Directive —
Restate each entry word for word, leaving nothing out.

The records —
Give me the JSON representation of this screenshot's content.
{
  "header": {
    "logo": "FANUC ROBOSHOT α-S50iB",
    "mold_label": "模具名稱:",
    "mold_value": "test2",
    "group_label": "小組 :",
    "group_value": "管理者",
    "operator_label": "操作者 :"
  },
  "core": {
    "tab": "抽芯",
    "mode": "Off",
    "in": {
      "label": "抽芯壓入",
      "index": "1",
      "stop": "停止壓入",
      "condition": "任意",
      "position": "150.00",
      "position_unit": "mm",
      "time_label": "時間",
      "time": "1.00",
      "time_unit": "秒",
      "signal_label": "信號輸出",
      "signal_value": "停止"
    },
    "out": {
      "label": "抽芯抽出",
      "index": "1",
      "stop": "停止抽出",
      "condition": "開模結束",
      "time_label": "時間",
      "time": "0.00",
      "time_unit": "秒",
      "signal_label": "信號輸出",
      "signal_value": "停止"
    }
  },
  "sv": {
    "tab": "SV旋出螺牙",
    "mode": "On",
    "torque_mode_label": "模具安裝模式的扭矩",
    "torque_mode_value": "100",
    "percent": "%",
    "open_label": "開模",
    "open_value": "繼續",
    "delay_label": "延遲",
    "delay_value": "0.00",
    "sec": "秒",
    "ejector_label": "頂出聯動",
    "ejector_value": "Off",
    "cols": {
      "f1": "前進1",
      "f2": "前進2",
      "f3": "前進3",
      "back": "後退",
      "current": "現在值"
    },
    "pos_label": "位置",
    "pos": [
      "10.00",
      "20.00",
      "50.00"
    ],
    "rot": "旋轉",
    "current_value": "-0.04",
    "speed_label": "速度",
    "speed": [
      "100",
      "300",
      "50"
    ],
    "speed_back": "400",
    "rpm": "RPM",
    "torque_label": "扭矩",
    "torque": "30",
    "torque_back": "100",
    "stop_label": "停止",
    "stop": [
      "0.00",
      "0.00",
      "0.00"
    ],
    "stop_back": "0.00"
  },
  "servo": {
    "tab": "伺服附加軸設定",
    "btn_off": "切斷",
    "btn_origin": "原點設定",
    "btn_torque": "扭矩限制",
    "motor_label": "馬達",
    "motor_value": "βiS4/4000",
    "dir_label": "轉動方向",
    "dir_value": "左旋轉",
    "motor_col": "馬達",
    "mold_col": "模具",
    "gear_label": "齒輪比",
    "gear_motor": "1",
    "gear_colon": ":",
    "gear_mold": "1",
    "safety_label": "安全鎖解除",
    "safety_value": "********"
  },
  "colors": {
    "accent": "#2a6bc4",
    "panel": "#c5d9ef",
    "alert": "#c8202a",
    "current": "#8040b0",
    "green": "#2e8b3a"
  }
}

Problem solution —
Give me the JSON representation of this screenshot's content.
{
  "header": {
    "logo": "FANUC ROBOSHOT α-S50iB",
    "mold_label": "模具名稱:",
    "mold_value": "test2",
    "group_label": "小組 :",
    "group_value": "管理者",
    "operator_label": "操作者 :"
  },
  "core": {
    "tab": "抽芯",
    "mode": "Off",
    "in": {
      "label": "抽芯壓入",
      "index": "1",
      "stop": "停止壓入",
      "condition": "任意",
      "position": "150.00",
      "position_unit": "mm",
      "time_label": "時間",
      "time": "1.00",
      "time_unit": "秒",
      "signal_label": "信號輸出",
      "signal_value": "停止"
    },
    "out": {
      "label": "抽芯抽出",
      "index": "1",
      "stop": "停止抽出",
      "condition": "開模結束",
      "time_label": "時間",
      "time": "0.00",
      "time_unit": "秒",
      "signal_label": "信號輸出",
      "signal_value": "停止"
    }
  },
  "sv": {
    "tab": "SV旋出螺牙",
    "mode": "On",
    "torque_mode_label": "模具安裝模式的扭矩",
    "torque_mode_value": "100",
    "percent": "%",
    "open_label": "開模",
    "open_value": "繼續",
    "delay_label": "延遲",
    "delay_value": "0.00",
    "sec": "秒",
    "ejector_label": "頂出聯動",
    "ejector_value": "Off",
    "cols": {
      "f1": "前進1",
      "f2": "前進2",
      "f3": "前進3",
      "back": "後退",
      "current": "現在值"
    },
    "pos_label": "位置",
    "pos": [
      "10.00",
      "20.00",
      "50.00"
    ],
    "rot": "旋轉",
    "current_value": "-0.04",
    "speed_label": "速度",
    "speed": [
      "100",
      "300",
      "50"
    ],
    "speed_back": "400",
    "rpm": "RPM",
    "torque_label": "扭矩",
    "torque": "30",
    "torque_back": "100",
    "stop_label": "停止",
    "stop": [
      "0.00",
      "0.00",
      "0.00"
    ],
    "stop_back": "0.00"
  },
  "servo": {
    "tab": "伺服附加軸設定",
    "btn_off": "切斷",
    "btn_origin": "原點設定",
    "btn_torque": "扭矩限制",
    "motor_label": "馬達",
    "motor_value": "βiS4/4000",
    "dir_label": "轉動方向",
    "dir_value": "左旋轉",
    "motor_col": "馬達",
    "mold_col": "模具",
    "gear_label": "齒輪比",
    "gear_motor": "1",
    "gear_colon": ":",
    "gear_mold": "1",
    "safety_label": "安全鎖解除",
    "safety_value": "********"
  },
  "colors": {
    "accent": "#2a6bc4",
    "panel": "#c5d9ef",
    "alert": "#c8202a",
    "current": "#8040b0",
    "green": "#2e8b3a"
  }
}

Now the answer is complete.